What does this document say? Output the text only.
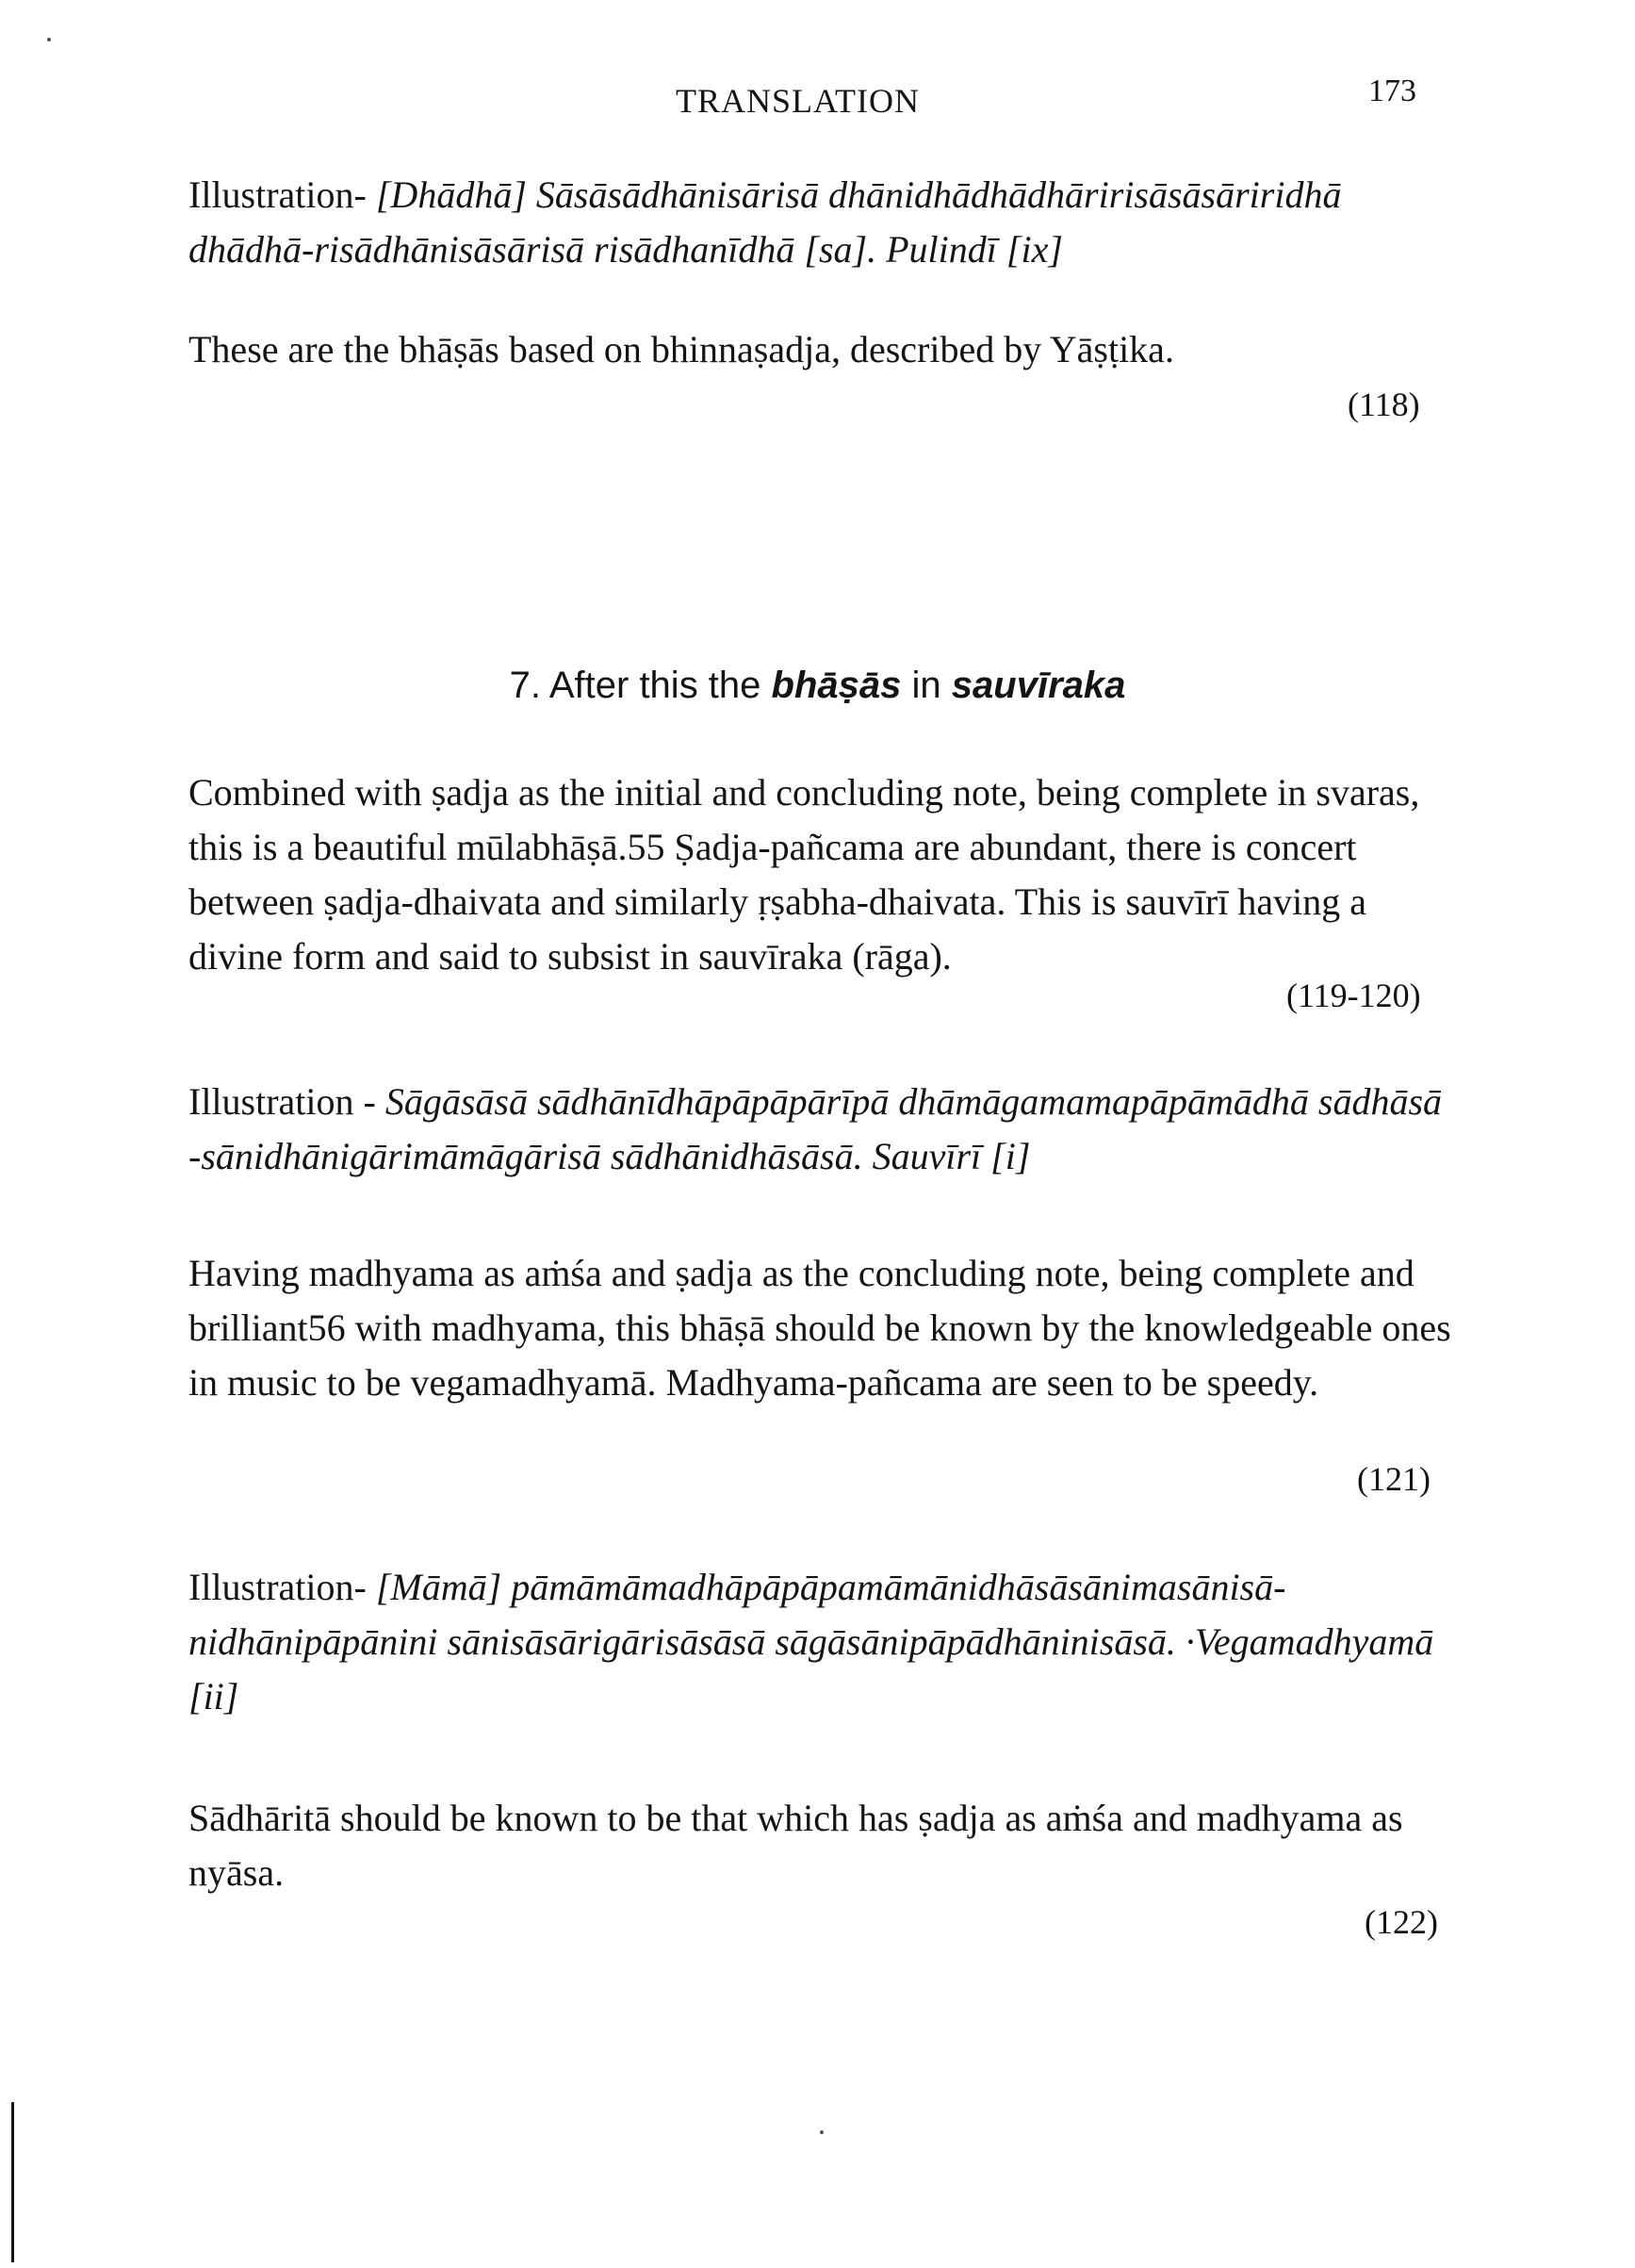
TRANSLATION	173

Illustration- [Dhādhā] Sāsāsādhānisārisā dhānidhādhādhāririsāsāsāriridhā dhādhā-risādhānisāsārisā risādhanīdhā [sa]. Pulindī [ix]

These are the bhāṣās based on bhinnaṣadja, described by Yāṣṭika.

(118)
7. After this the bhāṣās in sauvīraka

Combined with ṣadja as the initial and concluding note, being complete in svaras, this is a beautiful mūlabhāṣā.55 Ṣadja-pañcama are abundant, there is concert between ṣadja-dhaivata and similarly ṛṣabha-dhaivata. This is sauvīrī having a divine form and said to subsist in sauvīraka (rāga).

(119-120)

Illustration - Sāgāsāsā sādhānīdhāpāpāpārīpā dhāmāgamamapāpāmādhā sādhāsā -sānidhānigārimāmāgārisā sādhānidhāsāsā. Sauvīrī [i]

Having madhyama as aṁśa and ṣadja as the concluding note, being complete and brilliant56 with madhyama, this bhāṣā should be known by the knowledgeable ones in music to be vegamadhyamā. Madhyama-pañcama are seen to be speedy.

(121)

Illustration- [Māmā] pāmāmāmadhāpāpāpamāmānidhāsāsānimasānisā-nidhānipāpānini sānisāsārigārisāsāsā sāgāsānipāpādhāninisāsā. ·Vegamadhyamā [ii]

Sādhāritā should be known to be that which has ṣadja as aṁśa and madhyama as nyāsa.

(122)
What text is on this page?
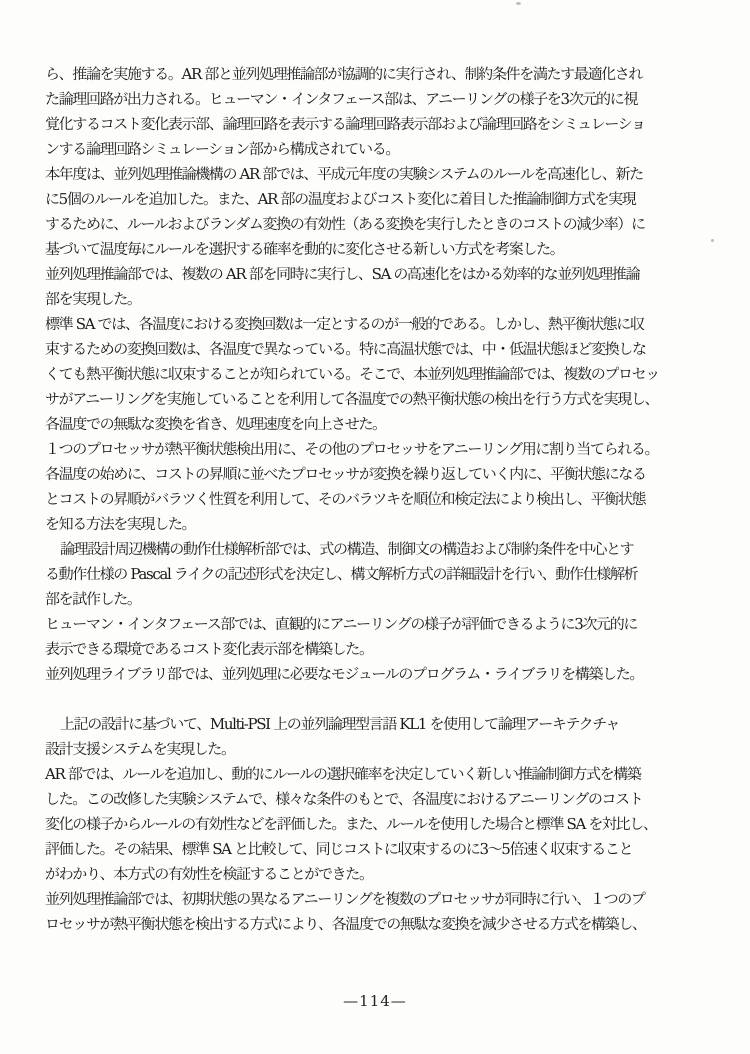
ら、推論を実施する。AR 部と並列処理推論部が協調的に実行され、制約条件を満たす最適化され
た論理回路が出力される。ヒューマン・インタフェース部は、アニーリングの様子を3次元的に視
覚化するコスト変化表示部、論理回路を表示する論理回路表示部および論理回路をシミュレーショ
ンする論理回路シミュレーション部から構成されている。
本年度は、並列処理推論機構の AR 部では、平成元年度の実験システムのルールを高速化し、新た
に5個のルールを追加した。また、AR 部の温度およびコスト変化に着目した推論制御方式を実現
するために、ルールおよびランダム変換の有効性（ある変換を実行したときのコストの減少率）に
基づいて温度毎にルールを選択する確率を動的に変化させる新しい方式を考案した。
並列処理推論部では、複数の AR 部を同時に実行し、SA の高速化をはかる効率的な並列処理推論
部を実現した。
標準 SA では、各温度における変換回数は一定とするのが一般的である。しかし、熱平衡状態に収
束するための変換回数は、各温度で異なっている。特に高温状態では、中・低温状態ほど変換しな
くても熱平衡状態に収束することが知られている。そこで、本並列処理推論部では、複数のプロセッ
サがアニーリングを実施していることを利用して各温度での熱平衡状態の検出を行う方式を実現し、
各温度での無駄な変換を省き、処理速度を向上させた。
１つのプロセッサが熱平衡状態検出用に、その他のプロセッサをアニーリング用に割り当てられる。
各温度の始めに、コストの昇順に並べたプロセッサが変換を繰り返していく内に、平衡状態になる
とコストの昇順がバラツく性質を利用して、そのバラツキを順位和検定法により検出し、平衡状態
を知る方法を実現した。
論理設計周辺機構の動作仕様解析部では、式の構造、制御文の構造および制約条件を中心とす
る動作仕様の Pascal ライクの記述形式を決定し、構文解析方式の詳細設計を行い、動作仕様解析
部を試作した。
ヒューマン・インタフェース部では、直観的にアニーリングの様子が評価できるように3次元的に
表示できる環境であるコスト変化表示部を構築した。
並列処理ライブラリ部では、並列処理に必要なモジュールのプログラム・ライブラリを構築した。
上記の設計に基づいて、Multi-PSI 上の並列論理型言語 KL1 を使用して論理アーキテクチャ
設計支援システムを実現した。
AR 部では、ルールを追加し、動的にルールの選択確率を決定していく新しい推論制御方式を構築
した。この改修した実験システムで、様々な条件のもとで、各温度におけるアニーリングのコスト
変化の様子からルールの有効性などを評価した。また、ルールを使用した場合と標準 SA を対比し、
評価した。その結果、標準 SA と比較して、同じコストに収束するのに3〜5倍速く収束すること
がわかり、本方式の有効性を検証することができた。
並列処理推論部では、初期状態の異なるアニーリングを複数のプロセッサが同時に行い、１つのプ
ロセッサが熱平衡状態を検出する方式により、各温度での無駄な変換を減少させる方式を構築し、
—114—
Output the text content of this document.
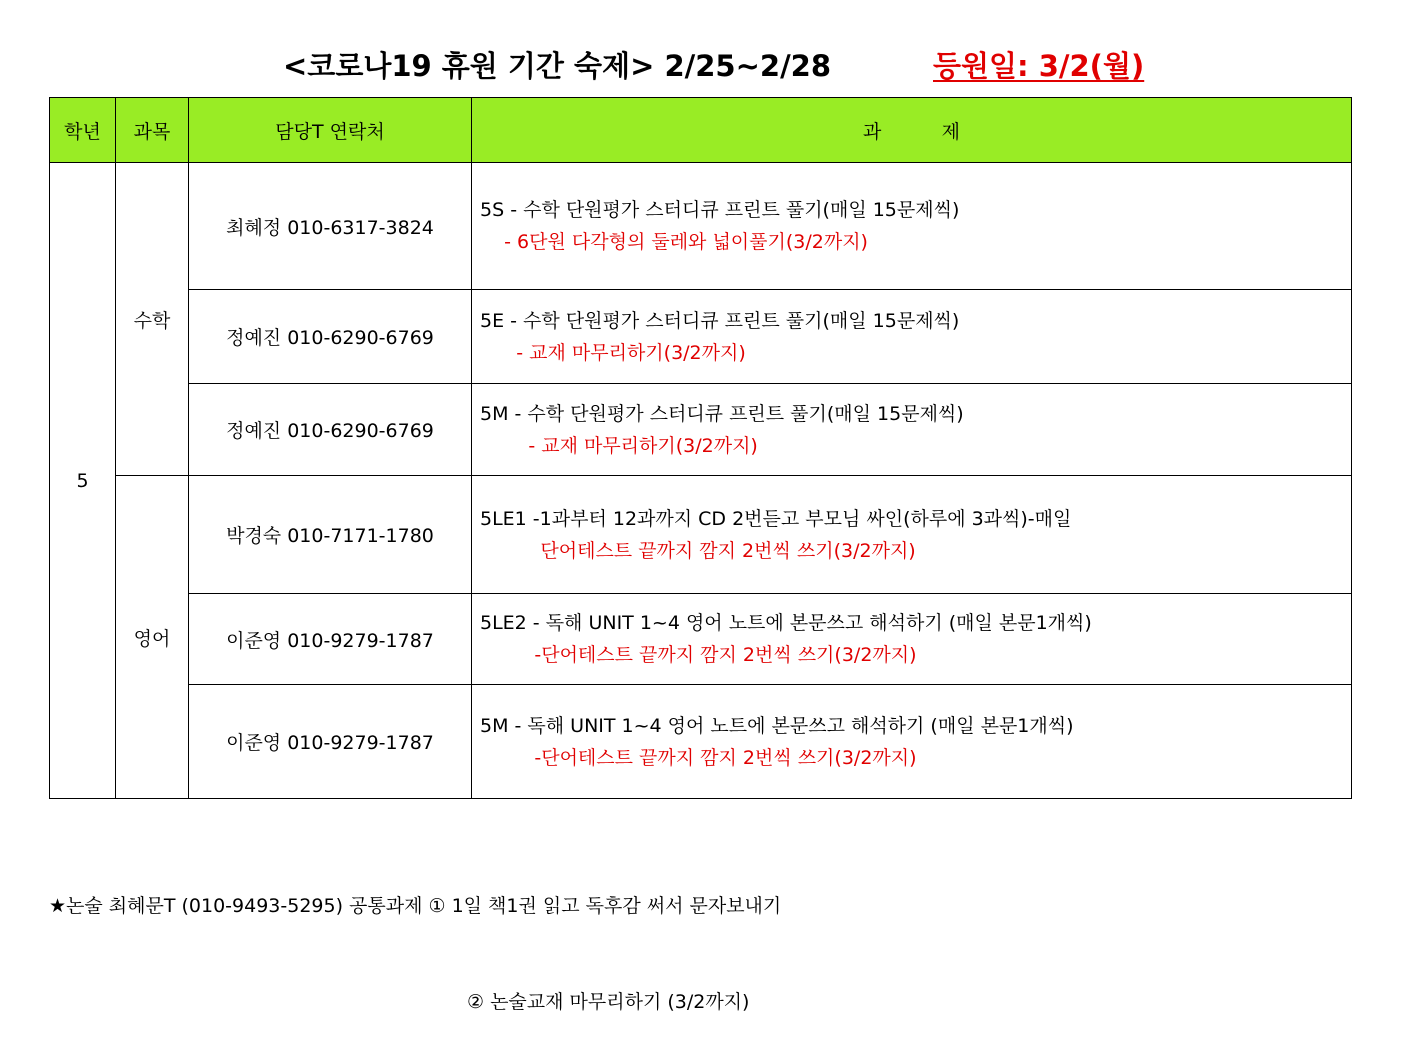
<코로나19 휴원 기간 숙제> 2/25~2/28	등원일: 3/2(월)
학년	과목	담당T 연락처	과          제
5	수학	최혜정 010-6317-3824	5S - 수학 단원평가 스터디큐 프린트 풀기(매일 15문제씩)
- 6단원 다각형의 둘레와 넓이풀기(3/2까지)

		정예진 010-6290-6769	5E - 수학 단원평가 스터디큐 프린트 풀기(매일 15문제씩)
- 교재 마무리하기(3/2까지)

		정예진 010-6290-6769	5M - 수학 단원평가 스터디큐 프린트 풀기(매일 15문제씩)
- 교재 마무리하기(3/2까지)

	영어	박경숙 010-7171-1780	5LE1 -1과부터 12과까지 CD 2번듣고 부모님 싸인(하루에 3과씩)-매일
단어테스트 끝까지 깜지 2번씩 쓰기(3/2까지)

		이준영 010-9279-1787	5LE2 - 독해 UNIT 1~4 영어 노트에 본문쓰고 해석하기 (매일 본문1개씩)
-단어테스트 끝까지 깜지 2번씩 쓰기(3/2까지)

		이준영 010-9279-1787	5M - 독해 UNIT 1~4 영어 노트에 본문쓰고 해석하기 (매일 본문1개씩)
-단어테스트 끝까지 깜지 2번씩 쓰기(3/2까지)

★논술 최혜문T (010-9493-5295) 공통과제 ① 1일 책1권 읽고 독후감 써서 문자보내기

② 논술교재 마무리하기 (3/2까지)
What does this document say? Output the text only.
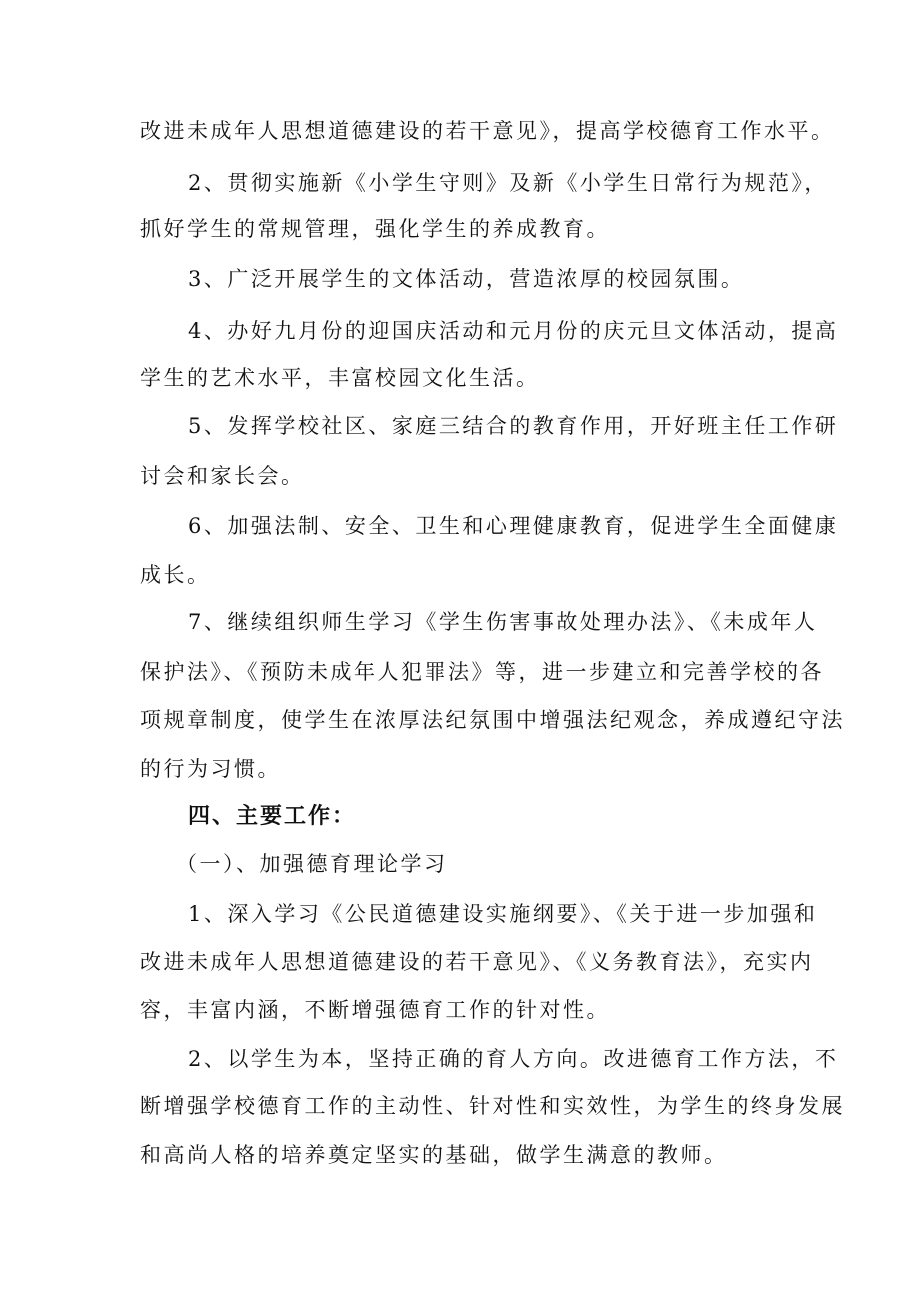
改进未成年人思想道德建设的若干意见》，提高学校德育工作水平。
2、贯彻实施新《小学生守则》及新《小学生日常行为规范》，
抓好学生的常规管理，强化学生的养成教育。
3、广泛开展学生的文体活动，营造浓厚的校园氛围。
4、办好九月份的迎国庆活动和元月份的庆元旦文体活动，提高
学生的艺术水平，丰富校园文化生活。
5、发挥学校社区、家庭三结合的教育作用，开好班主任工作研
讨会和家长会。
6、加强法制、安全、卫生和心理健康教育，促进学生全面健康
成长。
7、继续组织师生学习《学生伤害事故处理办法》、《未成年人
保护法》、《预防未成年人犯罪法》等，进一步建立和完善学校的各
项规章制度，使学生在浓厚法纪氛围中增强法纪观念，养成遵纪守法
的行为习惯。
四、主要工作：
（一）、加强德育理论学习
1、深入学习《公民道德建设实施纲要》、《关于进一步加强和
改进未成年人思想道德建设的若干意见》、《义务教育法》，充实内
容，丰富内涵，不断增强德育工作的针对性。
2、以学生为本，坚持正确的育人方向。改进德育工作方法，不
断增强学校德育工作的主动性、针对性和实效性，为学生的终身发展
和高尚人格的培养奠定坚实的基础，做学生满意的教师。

──────

STATED TASK
In the listing, find every line containing the word "with" and list it.

TASK RESPONSE
Combined with ṣadja as the initial and concluding note, being complete in svaras, this is a beautiful mūlabhāṣā.55 Ṣadja-pañcama are abundant, there is concert between ṣadja-dhaivata and similarly ṛṣabha-dhaivata. This is sauvīrī having a divine form and said to subsist in sauvīraka (rāga).
Having madhyama as aṁśa and ṣadja as the concluding note, being complete and brilliant56 with madhyama, this bhāṣā should be known by the knowledgeable ones in music to be vegamadhyamā. Madhyama-pañcama are seen to be speedy.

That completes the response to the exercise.